##### Material provided #####
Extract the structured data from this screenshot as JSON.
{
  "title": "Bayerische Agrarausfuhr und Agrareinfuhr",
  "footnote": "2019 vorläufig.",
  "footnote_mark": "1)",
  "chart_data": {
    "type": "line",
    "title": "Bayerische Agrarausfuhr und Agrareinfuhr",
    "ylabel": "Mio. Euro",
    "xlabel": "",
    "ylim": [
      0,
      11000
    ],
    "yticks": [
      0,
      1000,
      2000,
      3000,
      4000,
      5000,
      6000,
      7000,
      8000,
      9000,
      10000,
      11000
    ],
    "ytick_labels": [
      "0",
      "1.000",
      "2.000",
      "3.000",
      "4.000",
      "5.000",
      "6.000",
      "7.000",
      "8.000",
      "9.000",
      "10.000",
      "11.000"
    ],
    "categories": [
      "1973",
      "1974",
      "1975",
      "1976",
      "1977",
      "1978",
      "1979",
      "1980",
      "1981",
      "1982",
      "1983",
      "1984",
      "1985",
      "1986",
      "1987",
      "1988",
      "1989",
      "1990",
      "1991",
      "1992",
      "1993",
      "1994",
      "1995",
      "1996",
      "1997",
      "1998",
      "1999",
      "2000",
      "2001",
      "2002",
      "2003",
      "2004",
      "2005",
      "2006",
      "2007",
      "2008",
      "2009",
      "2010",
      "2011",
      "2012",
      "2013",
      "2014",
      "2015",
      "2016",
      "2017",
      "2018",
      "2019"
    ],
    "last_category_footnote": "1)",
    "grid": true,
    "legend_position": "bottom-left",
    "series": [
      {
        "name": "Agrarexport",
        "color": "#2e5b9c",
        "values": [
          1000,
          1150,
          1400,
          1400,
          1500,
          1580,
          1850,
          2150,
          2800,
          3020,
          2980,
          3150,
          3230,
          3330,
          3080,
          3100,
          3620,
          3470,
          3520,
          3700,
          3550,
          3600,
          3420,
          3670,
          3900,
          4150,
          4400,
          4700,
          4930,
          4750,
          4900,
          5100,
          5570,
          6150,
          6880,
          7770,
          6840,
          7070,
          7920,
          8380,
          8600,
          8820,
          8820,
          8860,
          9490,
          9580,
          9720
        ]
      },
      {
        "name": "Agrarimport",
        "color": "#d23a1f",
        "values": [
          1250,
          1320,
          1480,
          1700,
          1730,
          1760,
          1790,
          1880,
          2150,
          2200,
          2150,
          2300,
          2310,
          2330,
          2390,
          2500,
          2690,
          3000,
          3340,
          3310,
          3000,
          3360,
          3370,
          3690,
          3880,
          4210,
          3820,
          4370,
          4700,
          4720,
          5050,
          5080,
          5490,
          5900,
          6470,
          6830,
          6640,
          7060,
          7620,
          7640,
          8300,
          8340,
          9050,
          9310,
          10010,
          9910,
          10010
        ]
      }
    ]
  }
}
#####
* What you need to do
Provide only the number of lines in the records containing the string "Bayerische".

* Solution to this exercise
2